Items from a data source
>> Start

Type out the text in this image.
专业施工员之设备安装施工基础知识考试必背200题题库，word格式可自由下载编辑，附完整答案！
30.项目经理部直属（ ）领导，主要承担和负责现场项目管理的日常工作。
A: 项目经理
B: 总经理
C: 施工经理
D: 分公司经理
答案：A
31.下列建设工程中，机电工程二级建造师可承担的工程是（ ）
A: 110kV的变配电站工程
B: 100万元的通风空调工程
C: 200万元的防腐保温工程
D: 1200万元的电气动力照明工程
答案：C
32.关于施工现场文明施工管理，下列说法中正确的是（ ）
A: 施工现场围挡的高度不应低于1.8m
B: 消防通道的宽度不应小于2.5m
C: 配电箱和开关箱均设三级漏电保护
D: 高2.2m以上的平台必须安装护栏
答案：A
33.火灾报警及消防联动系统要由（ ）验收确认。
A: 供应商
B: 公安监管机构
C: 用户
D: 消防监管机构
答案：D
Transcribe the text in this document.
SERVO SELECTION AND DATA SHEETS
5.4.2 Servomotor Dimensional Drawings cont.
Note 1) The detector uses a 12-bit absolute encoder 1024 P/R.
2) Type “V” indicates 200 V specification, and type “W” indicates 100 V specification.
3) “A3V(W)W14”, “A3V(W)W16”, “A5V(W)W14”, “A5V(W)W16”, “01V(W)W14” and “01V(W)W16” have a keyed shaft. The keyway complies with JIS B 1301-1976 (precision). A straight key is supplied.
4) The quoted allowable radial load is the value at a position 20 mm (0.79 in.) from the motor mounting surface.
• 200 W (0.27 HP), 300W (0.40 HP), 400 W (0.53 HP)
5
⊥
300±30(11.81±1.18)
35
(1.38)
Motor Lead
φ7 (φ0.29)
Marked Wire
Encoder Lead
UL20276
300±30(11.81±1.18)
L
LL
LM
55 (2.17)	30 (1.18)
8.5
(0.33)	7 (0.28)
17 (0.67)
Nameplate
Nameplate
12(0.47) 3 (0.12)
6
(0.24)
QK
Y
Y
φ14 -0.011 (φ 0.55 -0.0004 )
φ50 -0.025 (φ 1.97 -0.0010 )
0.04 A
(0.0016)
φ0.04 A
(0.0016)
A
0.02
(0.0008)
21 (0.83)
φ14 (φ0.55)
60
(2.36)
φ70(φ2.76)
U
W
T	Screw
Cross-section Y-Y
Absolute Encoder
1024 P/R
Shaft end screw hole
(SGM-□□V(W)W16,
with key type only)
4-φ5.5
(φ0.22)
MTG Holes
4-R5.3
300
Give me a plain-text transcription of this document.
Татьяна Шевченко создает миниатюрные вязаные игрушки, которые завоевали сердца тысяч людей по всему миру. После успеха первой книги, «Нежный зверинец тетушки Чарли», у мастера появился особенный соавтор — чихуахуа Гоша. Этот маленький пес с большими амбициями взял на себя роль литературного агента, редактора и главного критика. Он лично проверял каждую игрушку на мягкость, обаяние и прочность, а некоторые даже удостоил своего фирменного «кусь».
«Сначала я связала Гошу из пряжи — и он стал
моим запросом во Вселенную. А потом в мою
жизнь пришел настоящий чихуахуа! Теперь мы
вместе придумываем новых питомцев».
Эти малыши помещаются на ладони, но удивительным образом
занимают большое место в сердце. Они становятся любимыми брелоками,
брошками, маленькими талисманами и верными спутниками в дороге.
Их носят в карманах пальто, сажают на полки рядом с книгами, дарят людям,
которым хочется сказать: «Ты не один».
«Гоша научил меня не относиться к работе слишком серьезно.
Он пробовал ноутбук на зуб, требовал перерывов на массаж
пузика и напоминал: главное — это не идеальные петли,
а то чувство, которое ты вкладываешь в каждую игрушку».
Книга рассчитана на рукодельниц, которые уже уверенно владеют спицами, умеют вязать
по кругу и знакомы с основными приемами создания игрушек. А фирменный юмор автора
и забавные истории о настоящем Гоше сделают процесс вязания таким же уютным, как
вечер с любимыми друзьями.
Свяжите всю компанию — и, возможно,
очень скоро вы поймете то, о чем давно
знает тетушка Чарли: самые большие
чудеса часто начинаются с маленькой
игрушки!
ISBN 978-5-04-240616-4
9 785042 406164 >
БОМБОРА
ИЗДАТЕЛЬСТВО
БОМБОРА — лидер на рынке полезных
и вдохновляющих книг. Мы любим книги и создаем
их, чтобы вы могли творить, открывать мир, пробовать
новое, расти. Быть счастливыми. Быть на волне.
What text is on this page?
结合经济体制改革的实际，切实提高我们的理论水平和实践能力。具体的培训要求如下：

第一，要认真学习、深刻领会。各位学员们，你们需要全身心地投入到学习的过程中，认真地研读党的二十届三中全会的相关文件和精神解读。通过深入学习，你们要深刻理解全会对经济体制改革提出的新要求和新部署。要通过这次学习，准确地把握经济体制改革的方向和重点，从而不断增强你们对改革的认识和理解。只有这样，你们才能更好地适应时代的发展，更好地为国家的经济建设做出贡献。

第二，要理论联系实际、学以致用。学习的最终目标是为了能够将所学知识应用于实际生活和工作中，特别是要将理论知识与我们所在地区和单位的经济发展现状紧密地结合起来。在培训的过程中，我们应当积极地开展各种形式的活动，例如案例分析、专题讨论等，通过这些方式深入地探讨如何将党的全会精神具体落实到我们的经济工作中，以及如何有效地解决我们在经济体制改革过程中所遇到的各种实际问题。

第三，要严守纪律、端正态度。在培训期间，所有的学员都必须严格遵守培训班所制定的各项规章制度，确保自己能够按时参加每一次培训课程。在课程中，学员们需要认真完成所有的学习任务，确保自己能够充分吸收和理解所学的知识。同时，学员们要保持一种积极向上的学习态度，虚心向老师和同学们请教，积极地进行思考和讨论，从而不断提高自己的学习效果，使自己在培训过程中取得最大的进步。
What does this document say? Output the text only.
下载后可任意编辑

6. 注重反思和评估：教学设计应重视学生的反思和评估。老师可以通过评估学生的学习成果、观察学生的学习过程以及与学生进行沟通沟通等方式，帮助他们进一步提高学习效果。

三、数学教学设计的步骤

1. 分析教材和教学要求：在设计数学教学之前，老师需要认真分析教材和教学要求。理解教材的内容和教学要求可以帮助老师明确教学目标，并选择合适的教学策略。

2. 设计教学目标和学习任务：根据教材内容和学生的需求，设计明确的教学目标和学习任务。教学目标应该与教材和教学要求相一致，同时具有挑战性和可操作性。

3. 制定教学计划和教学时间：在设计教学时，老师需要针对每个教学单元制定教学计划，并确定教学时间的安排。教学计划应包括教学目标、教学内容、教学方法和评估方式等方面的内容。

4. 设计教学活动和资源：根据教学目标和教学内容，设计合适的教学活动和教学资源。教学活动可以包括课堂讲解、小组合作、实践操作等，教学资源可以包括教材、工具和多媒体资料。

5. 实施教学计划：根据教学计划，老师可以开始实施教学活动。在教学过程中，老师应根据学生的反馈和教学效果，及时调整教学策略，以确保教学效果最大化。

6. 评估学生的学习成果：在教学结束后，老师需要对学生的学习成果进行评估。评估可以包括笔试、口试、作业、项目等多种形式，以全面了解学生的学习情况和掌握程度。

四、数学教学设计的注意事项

>> End

• **Short task**
Print the listing above in its entirety, with every line exact.

• **Correct answer**
Type out the text in this image.
专业施工员之设备安装施工基础知识考试必背200题题库，word格式可自由下载编辑，附完整答案！
30.项目经理部直属（ ）领导，主要承担和负责现场项目管理的日常工作。
A: 项目经理
B: 总经理
C: 施工经理
D: 分公司经理
答案：A
31.下列建设工程中，机电工程二级建造师可承担的工程是（ ）
A: 110kV的变配电站工程
B: 100万元的通风空调工程
C: 200万元的防腐保温工程
D: 1200万元的电气动力照明工程
答案：C
32.关于施工现场文明施工管理，下列说法中正确的是（ ）
A: 施工现场围挡的高度不应低于1.8m
B: 消防通道的宽度不应小于2.5m
C: 配电箱和开关箱均设三级漏电保护
D: 高2.2m以上的平台必须安装护栏
答案：A
33.火灾报警及消防联动系统要由（ ）验收确认。
A: 供应商
B: 公安监管机构
C: 用户
D: 消防监管机构
答案：D
Transcribe the text in this document.
SERVO SELECTION AND DATA SHEETS
5.4.2 Servomotor Dimensional Drawings cont.
Note 1) The detector uses a 12-bit absolute encoder 1024 P/R.
2) Type “V” indicates 200 V specification, and type “W” indicates 100 V specification.
3) “A3V(W)W14”, “A3V(W)W16”, “A5V(W)W14”, “A5V(W)W16”, “01V(W)W14” and “01V(W)W16” have a keyed shaft. The keyway complies with JIS B 1301-1976 (precision). A straight key is supplied.
4) The quoted allowable radial load is the value at a position 20 mm (0.79 in.) from the motor mounting surface.
• 200 W (0.27 HP), 300W (0.40 HP), 400 W (0.53 HP)
5
⊥
300±30(11.81±1.18)
35
(1.38)
Motor Lead
φ7 (φ0.29)
Marked Wire
Encoder Lead
UL20276
300±30(11.81±1.18)
L
LL
LM
55 (2.17)	30 (1.18)
8.5
(0.33)	7 (0.28)
17 (0.67)
Nameplate
Nameplate
12(0.47) 3 (0.12)
6
(0.24)
QK
Y
Y
φ14 -0.011 (φ 0.55 -0.0004 )
φ50 -0.025 (φ 1.97 -0.0010 )
0.04 A
(0.0016)
φ0.04 A
(0.0016)
A
0.02
(0.0008)
21 (0.83)
φ14 (φ0.55)
60
(2.36)
φ70(φ2.76)
U
W
T	Screw
Cross-section Y-Y
Absolute Encoder
1024 P/R
Shaft end screw hole
(SGM-□□V(W)W16,
with key type only)
4-φ5.5
(φ0.22)
MTG Holes
4-R5.3
300
Give me a plain-text transcription of this document.
Татьяна Шевченко создает миниатюрные вязаные игрушки, которые завоевали сердца тысяч людей по всему миру. После успеха первой книги, «Нежный зверинец тетушки Чарли», у мастера появился особенный соавтор — чихуахуа Гоша. Этот маленький пес с большими амбициями взял на себя роль литературного агента, редактора и главного критика. Он лично проверял каждую игрушку на мягкость, обаяние и прочность, а некоторые даже удостоил своего фирменного «кусь».
«Сначала я связала Гошу из пряжи — и он стал
моим запросом во Вселенную. А потом в мою
жизнь пришел настоящий чихуахуа! Теперь мы
вместе придумываем новых питомцев».
Эти малыши помещаются на ладони, но удивительным образом
занимают большое место в сердце. Они становятся любимыми брелоками,
брошками, маленькими талисманами и верными спутниками в дороге.
Их носят в карманах пальто, сажают на полки рядом с книгами, дарят людям,
которым хочется сказать: «Ты не один».
«Гоша научил меня не относиться к работе слишком серьезно.
Он пробовал ноутбук на зуб, требовал перерывов на массаж
пузика и напоминал: главное — это не идеальные петли,
а то чувство, которое ты вкладываешь в каждую игрушку».
Книга рассчитана на рукодельниц, которые уже уверенно владеют спицами, умеют вязать
по кругу и знакомы с основными приемами создания игрушек. А фирменный юмор автора
и забавные истории о настоящем Гоше сделают процесс вязания таким же уютным, как
вечер с любимыми друзьями.
Свяжите всю компанию — и, возможно,
очень скоро вы поймете то, о чем давно
знает тетушка Чарли: самые большие
чудеса часто начинаются с маленькой
игрушки!
ISBN 978-5-04-240616-4
9 785042 406164 >
БОМБОРА
ИЗДАТЕЛЬСТВО
БОМБОРА — лидер на рынке полезных
и вдохновляющих книг. Мы любим книги и создаем
их, чтобы вы могли творить, открывать мир, пробовать
новое, расти. Быть счастливыми. Быть на волне.
What text is on this page?
结合经济体制改革的实际，切实提高我们的理论水平和实践能力。具体的培训要求如下：

第一，要认真学习、深刻领会。各位学员们，你们需要全身心地投入到学习的过程中，认真地研读党的二十届三中全会的相关文件和精神解读。通过深入学习，你们要深刻理解全会对经济体制改革提出的新要求和新部署。要通过这次学习，准确地把握经济体制改革的方向和重点，从而不断增强你们对改革的认识和理解。只有这样，你们才能更好地适应时代的发展，更好地为国家的经济建设做出贡献。

第二，要理论联系实际、学以致用。学习的最终目标是为了能够将所学知识应用于实际生活和工作中，特别是要将理论知识与我们所在地区和单位的经济发展现状紧密地结合起来。在培训的过程中，我们应当积极地开展各种形式的活动，例如案例分析、专题讨论等，通过这些方式深入地探讨如何将党的全会精神具体落实到我们的经济工作中，以及如何有效地解决我们在经济体制改革过程中所遇到的各种实际问题。

第三，要严守纪律、端正态度。在培训期间，所有的学员都必须严格遵守培训班所制定的各项规章制度，确保自己能够按时参加每一次培训课程。在课程中，学员们需要认真完成所有的学习任务，确保自己能够充分吸收和理解所学的知识。同时，学员们要保持一种积极向上的学习态度，虚心向老师和同学们请教，积极地进行思考和讨论，从而不断提高自己的学习效果，使自己在培训过程中取得最大的进步。
What does this document say? Output the text only.
下载后可任意编辑

6. 注重反思和评估：教学设计应重视学生的反思和评估。老师可以通过评估学生的学习成果、观察学生的学习过程以及与学生进行沟通沟通等方式，帮助他们进一步提高学习效果。

三、数学教学设计的步骤

1. 分析教材和教学要求：在设计数学教学之前，老师需要认真分析教材和教学要求。理解教材的内容和教学要求可以帮助老师明确教学目标，并选择合适的教学策略。

2. 设计教学目标和学习任务：根据教材内容和学生的需求，设计明确的教学目标和学习任务。教学目标应该与教材和教学要求相一致，同时具有挑战性和可操作性。

3. 制定教学计划和教学时间：在设计教学时，老师需要针对每个教学单元制定教学计划，并确定教学时间的安排。教学计划应包括教学目标、教学内容、教学方法和评估方式等方面的内容。

4. 设计教学活动和资源：根据教学目标和教学内容，设计合适的教学活动和教学资源。教学活动可以包括课堂讲解、小组合作、实践操作等，教学资源可以包括教材、工具和多媒体资料。

5. 实施教学计划：根据教学计划，老师可以开始实施教学活动。在教学过程中，老师应根据学生的反馈和教学效果，及时调整教学策略，以确保教学效果最大化。

6. 评估学生的学习成果：在教学结束后，老师需要对学生的学习成果进行评估。评估可以包括笔试、口试、作业、项目等多种形式，以全面了解学生的学习情况和掌握程度。

四、数学教学设计的注意事项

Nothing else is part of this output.